### REQUIREMENTS
Below are the records; locate each line with the word "this" and copy it.

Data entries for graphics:
◆ ◆ ◆
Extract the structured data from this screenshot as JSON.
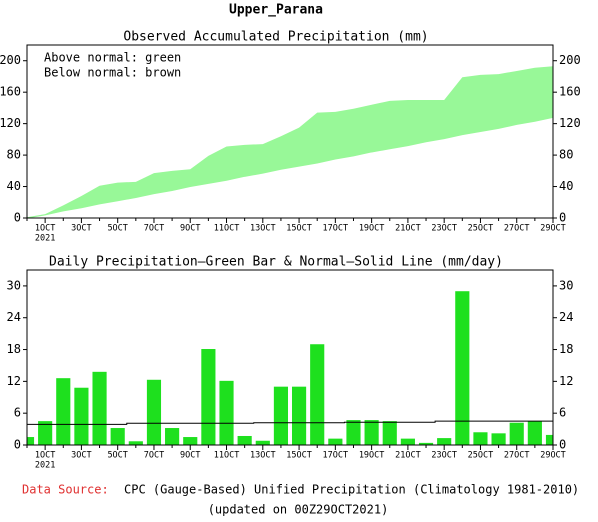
{
  "title": "Upper_Parana",
  "chart_data": [
    {
      "type": "range_area",
      "title": "Observed Accumulated Precipitation (mm)",
      "annotations": [
        "Above normal: green",
        "Below normal: brown"
      ],
      "year_label": "2021",
      "categories": [
        null,
        "1OCT",
        null,
        "3OCT",
        null,
        "5OCT",
        null,
        "7OCT",
        null,
        "9OCT",
        null,
        "11OCT",
        null,
        "13OCT",
        null,
        "15OCT",
        null,
        "17OCT",
        null,
        "19OCT",
        null,
        "21OCT",
        null,
        "23OCT",
        null,
        "25OCT",
        null,
        "27OCT",
        null,
        "29OCT"
      ],
      "series": [
        {
          "color": "#98f898",
          "values": [
            1,
            5,
            16,
            28,
            41,
            45,
            46,
            57,
            60,
            62,
            79,
            91,
            93,
            94,
            104,
            115,
            134,
            135,
            139,
            144,
            149,
            150,
            150,
            150,
            179,
            182,
            183,
            187,
            191,
            193
          ]
        },
        {
          "color": "#98f898",
          "values": [
            0,
            4,
            9,
            13,
            18,
            22,
            26,
            31,
            35,
            40,
            44,
            48,
            53,
            57,
            62,
            66,
            70,
            75,
            79,
            84,
            88,
            92,
            97,
            101,
            106,
            110,
            114,
            119,
            123,
            128
          ]
        }
      ],
      "below_color": "#c08060",
      "ylim": [
        0,
        220
      ],
      "yticks": [
        0,
        40,
        80,
        120,
        160,
        200
      ]
    },
    {
      "type": "bar",
      "title": "Daily Precipitation—Green Bar & Normal—Solid Line (mm/day)",
      "year_label": "2021",
      "categories": [
        null,
        "1OCT",
        null,
        "3OCT",
        null,
        "5OCT",
        null,
        "7OCT",
        null,
        "9OCT",
        null,
        "11OCT",
        null,
        "13OCT",
        null,
        "15OCT",
        null,
        "17OCT",
        null,
        "19OCT",
        null,
        "21OCT",
        null,
        "23OCT",
        null,
        "25OCT",
        null,
        "27OCT",
        null,
        "29OCT"
      ],
      "series": [
        {
          "type": "bar",
          "color": "#1ee01e",
          "values": [
            1.5,
            4.5,
            12.6,
            10.8,
            13.8,
            3.2,
            0.7,
            12.3,
            3.2,
            1.5,
            18.1,
            12.1,
            1.7,
            0.8,
            11,
            11,
            19,
            1.2,
            4.7,
            4.7,
            4.5,
            1.2,
            0.4,
            1.3,
            29,
            2.4,
            2.2,
            4.2,
            4.5,
            1.9
          ]
        },
        {
          "type": "line",
          "color": "#000000",
          "values": [
            3.9,
            3.9,
            3.9,
            3.9,
            3.9,
            3.9,
            4.1,
            4.1,
            4.1,
            4.1,
            4.1,
            4.1,
            4.1,
            4.2,
            4.2,
            4.2,
            4.2,
            4.2,
            4.3,
            4.3,
            4.3,
            4.3,
            4.3,
            4.5,
            4.5,
            4.5,
            4.5,
            4.5,
            4.5,
            4.5
          ]
        }
      ],
      "ylim": [
        0,
        33
      ],
      "yticks": [
        0,
        6,
        12,
        18,
        24,
        30
      ]
    }
  ],
  "footer": {
    "source_label": "Data Source:",
    "source_text": "CPC (Gauge-Based) Unified Precipitation (Climatology 1981-2010)",
    "updated": "(updated on 00Z29OCT2021)"
  }
}
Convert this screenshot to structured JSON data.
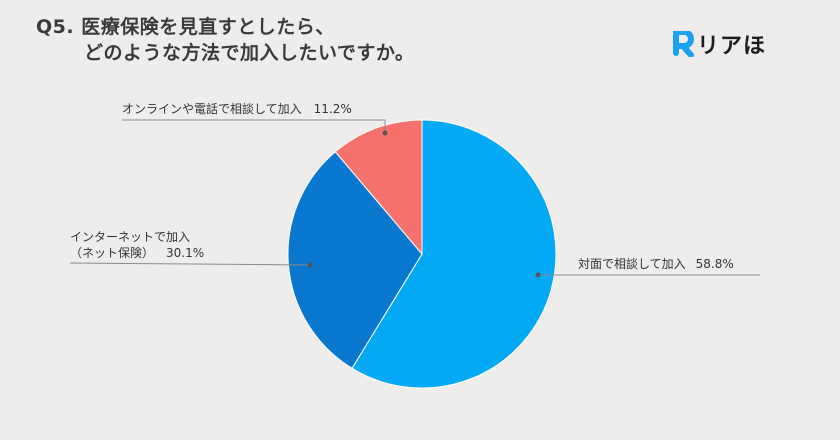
{
  "header": {
    "question_line1": "Q5. 医療保険を見直すとしたら、",
    "question_line2": "どのような方法で加入したいですか。"
  },
  "logo": {
    "text": "リアほ",
    "icon": "r-logo-icon",
    "color": "#1aa1f2"
  },
  "chart_data": {
    "type": "pie",
    "title": "Q5. 医療保険を見直すとしたら、どのような方法で加入したいですか。",
    "start_angle_deg": 0,
    "direction": "clockwise",
    "slices": [
      {
        "label": "対面で相談して加入",
        "value": 58.8,
        "display": "58.8%",
        "color": "#03a9f4"
      },
      {
        "label": "インターネットで加入（ネット保険）",
        "label_line1": "インターネットで加入",
        "label_line2": "（ネット保険）",
        "value": 30.1,
        "display": "30.1%",
        "color": "#0a78cf"
      },
      {
        "label": "オンラインや電話で相談して加入",
        "value": 11.2,
        "display": "11.2%",
        "color": "#f4716c"
      }
    ]
  }
}
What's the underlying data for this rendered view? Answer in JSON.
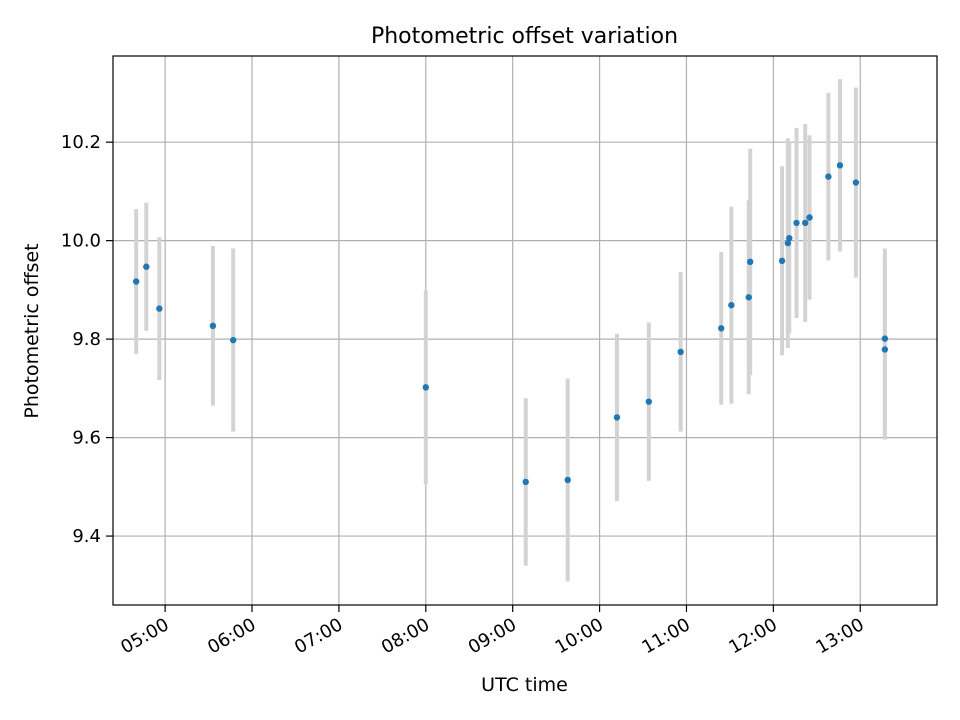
{
  "chart_data": {
    "type": "scatter",
    "title": "Photometric offset variation",
    "xlabel": "UTC time",
    "ylabel": "Photometric offset",
    "x_ticks": [
      "05:00",
      "06:00",
      "07:00",
      "08:00",
      "09:00",
      "10:00",
      "11:00",
      "12:00",
      "13:00"
    ],
    "y_ticks": [
      "9.4",
      "9.6",
      "9.8",
      "10.0",
      "10.2"
    ],
    "xlim": [
      "04:24",
      "13:53"
    ],
    "ylim": [
      9.26,
      10.375
    ],
    "grid": true,
    "marker_color": "#1f77b4",
    "errorbar_color": "#d3d3d3",
    "points": [
      {
        "time": "04:40",
        "y": 9.917,
        "yerr": 0.147
      },
      {
        "time": "04:47",
        "y": 9.947,
        "yerr": 0.13
      },
      {
        "time": "04:56",
        "y": 9.862,
        "yerr": 0.145
      },
      {
        "time": "05:33",
        "y": 9.827,
        "yerr": 0.162
      },
      {
        "time": "05:47",
        "y": 9.798,
        "yerr": 0.186
      },
      {
        "time": "08:00",
        "y": 9.702,
        "yerr": 0.197
      },
      {
        "time": "09:09",
        "y": 9.51,
        "yerr": 0.17
      },
      {
        "time": "09:38",
        "y": 9.514,
        "yerr": 0.206
      },
      {
        "time": "10:12",
        "y": 9.641,
        "yerr": 0.17
      },
      {
        "time": "10:34",
        "y": 9.673,
        "yerr": 0.161
      },
      {
        "time": "10:56",
        "y": 9.774,
        "yerr": 0.162
      },
      {
        "time": "11:24",
        "y": 9.822,
        "yerr": 0.155
      },
      {
        "time": "11:31",
        "y": 9.869,
        "yerr": 0.2
      },
      {
        "time": "11:43",
        "y": 9.885,
        "yerr": 0.197
      },
      {
        "time": "11:44",
        "y": 9.957,
        "yerr": 0.23
      },
      {
        "time": "12:06",
        "y": 9.959,
        "yerr": 0.192
      },
      {
        "time": "12:10",
        "y": 9.995,
        "yerr": 0.213
      },
      {
        "time": "12:11",
        "y": 10.005,
        "yerr": 0.193
      },
      {
        "time": "12:16",
        "y": 10.036,
        "yerr": 0.193
      },
      {
        "time": "12:22",
        "y": 10.036,
        "yerr": 0.201
      },
      {
        "time": "12:25",
        "y": 10.047,
        "yerr": 0.167
      },
      {
        "time": "12:38",
        "y": 10.13,
        "yerr": 0.17
      },
      {
        "time": "12:46",
        "y": 10.153,
        "yerr": 0.175
      },
      {
        "time": "12:57",
        "y": 10.118,
        "yerr": 0.193
      },
      {
        "time": "13:17",
        "y": 9.801,
        "yerr": 0.183
      },
      {
        "time": "13:17",
        "y": 9.779,
        "yerr": 0.183
      }
    ]
  }
}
◆ ◆ ◆
### SOLUTION BELOW
Extract the structured data from this screenshot as JSON.
Convert this screenshot to structured JSON data.
What's the underlying data for this rendered view? Answer in JSON.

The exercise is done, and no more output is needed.